## begin MATERIAL PROVIDED
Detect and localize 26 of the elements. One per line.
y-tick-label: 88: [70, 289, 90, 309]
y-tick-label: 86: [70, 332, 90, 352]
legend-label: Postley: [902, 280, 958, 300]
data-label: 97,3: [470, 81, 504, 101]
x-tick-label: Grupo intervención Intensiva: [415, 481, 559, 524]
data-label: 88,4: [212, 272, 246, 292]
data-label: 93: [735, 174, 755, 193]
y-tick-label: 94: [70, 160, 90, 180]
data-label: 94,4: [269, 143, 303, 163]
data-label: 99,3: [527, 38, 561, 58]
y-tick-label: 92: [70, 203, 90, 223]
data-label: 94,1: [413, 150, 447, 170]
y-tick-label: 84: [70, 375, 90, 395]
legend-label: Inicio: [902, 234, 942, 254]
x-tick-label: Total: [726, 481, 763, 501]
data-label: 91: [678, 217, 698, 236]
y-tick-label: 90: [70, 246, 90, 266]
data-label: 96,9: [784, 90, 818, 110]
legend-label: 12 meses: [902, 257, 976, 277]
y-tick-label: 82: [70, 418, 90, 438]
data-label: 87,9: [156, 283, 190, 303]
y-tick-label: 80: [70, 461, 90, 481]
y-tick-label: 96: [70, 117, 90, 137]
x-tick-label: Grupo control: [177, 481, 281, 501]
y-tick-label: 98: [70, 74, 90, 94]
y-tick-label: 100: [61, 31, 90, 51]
## end MATERIAL PROVIDED
Please give only the number of lines in the records above that contain the string "legend". Case counts.

3